Brano di lettura:
★ ★ ★ ★ ★
L’esperienza di fratel Carlo è utile a riconsiderare oggi il senso e il significato profondo del martirio cristiano: «In lui è vissuto senza la necessità di cercare il carnefice. Solo così si esce dal circolo vizioso della vendetta e si entra in quella del Vangelo. Il carnefice non è necessario al martire cristiano: ciò che conta è la disponibilità a dare la vita fino in fondo», spiega il Benedettino a Vatican Insider.  

Sta tutta qui la sottile differenza, che sottrae le vicende dei martiri a quanti le usano come pretesto per mobilitazioni identitarie, o come spunto di campagne d’indignazione, impostate in chiave cultural-politica.  

Troppe volte oggi il martirio subisce una «modificazione genetica», quando le sofferenze dei fedeli vengono strumentalizzate per logiche di potere o perfino di business. O quando l’approccio con cui le si tratta è quello della pura «rivendicazione dei diritti», che resta confinata nell’alveo della Chiesa «modello Amnesty».

«Charles de Foucauld rappresenta per la storia della Chiesa un punto di non ritorno: la sua profezia è caduta nel deserto del Sahara come l’evangelico chicco di grano, il 1° dicembre 1916. Ha aperto nuove piste e nuovi cammini, ben prima che il Concilio Vaticano II ne prendesse coscienza», spiega Semeraro.
★ ★ ★ ★ ★
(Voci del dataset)
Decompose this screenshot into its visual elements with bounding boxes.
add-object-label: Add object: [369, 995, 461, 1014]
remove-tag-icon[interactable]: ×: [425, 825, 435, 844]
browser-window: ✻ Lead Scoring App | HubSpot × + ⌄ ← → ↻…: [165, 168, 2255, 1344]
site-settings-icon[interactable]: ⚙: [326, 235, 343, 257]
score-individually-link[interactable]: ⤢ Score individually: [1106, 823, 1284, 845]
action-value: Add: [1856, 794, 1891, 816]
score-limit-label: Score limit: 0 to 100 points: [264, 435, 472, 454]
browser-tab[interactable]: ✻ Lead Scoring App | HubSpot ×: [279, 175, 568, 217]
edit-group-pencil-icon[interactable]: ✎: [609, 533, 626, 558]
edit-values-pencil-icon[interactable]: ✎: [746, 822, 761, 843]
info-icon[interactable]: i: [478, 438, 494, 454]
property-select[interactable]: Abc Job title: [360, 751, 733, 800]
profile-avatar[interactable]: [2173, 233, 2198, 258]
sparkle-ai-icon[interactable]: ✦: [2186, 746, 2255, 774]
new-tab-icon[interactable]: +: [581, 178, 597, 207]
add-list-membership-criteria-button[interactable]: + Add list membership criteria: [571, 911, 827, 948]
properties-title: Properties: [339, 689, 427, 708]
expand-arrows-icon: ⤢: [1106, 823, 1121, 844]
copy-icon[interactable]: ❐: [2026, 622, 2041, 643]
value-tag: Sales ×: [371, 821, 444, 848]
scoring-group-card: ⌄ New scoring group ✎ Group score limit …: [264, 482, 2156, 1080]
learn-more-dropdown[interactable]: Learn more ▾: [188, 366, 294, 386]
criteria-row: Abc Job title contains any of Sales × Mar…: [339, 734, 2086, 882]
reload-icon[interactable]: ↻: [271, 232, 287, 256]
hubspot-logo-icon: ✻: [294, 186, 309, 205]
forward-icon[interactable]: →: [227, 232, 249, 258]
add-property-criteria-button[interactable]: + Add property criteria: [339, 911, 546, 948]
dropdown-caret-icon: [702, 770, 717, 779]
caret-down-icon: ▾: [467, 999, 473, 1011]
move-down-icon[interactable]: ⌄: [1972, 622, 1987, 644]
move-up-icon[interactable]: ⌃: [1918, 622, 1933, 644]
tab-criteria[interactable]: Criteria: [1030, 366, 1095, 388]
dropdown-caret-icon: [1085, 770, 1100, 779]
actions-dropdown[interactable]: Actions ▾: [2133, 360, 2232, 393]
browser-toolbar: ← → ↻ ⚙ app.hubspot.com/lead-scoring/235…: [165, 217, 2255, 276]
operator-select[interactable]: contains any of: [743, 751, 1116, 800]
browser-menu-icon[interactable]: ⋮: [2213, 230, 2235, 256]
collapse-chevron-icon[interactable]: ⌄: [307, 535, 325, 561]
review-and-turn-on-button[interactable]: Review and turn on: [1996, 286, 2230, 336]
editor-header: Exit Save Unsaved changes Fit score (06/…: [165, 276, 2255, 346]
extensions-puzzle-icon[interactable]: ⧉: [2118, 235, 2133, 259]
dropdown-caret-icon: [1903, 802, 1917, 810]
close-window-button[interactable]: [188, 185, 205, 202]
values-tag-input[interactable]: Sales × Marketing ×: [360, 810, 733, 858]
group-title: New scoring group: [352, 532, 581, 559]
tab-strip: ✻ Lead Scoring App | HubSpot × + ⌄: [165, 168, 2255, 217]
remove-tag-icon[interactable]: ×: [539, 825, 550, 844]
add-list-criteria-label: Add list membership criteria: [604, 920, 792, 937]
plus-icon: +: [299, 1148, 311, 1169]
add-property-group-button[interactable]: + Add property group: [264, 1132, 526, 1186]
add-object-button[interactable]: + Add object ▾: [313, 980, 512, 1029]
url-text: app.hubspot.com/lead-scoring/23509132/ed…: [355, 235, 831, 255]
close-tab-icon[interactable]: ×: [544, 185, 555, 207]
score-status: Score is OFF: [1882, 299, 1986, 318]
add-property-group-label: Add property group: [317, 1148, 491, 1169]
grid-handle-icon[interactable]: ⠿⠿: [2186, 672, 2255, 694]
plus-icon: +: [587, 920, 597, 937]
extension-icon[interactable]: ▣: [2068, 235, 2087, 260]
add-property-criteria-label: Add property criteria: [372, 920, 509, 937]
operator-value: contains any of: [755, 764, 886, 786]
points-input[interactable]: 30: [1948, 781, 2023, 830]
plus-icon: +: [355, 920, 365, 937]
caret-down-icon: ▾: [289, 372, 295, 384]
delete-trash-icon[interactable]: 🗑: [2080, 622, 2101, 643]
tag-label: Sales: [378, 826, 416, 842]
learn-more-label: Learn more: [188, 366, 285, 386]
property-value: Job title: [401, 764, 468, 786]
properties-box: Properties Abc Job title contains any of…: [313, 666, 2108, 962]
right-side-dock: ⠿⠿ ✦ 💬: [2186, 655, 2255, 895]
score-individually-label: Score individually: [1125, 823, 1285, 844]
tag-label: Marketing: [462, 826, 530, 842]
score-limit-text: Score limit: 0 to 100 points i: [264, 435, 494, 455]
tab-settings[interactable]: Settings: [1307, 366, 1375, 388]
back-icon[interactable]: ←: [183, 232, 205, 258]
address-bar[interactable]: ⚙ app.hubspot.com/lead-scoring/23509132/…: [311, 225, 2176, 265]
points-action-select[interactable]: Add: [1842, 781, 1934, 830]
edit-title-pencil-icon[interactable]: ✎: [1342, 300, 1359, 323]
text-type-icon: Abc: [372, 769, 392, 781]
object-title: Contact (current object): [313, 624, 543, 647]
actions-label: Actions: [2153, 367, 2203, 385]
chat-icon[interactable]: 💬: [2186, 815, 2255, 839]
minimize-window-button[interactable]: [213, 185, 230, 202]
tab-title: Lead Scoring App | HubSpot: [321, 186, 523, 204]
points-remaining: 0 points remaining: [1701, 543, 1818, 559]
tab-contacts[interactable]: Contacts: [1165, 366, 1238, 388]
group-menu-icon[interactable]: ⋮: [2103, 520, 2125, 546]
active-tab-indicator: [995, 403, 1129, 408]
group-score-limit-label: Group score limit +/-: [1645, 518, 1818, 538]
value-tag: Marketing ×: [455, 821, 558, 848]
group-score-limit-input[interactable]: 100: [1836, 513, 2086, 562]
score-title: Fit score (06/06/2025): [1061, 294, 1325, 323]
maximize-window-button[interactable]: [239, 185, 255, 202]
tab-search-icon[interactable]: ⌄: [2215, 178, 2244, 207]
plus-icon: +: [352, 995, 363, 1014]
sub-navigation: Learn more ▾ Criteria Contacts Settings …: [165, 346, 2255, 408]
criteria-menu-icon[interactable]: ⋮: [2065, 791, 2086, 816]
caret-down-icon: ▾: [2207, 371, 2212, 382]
★ ★ ★ ★ ★
Esercizi:
a) Riscrivi il brano sul martirio da "L’esperienza di fratel" fino a "in chiave cultural-politica." compreso, rinominando "carnefice" in "persecutore".
b) Rispondi a queste domande sul brano sul martirio.
(i) A quale testata parla il Benedettino?
(ii) Quale «modificazione» subisce troppe volte oggi il martirio?
(iii) In quale data è caduta nel deserto la profezia di Charles de Foucauld?
c) Indica se queste affermazioni concordano con il brano sul martirio.
(i) Il carnefice è necessario al martire cristiano.
(ii) La profezia di Charles de Foucauld è caduta nel deserto del Sahara.
(iii) Charles de Foucauld ha aperto nuove piste dopo che il Concilio Vaticano II ne aveva preso coscienza.
I dati provengono da un'altra fonte.

Soluzioni in ordine:
a)
L’esperienza di fratel Carlo è utile a riconsiderare oggi il senso e il significato profondo del martirio cristiano: «In lui è vissuto senza la necessità di cercare il persecutore. Solo così si esce dal circolo vizioso della vendetta e si entra in quella del Vangelo. Il persecutore non è necessario al martire cristiano: ciò che conta è la disponibilità a dare la vita fino in fondo», spiega il Benedettino a Vatican Insider.  

Sta tutta qui la sottile differenza, che sottrae le vicende dei martiri a quanti le usano come pretesto per mobilitazioni identitarie, o come spunto di campagne d’indignazione, impostate in chiave cultural-politica.

b)
(i) A Vatican Insider.
(ii) Una «modificazione genetica».
(iii) Il 1° dicembre 1916.

c)
(i) No: "Il carnefice non è necessario al martire cristiano".
(ii) Sì: "la sua profezia è caduta nel deserto del Sahara".
(iii) No: "ben prima che il Concilio Vaticano II ne prendesse coscienza".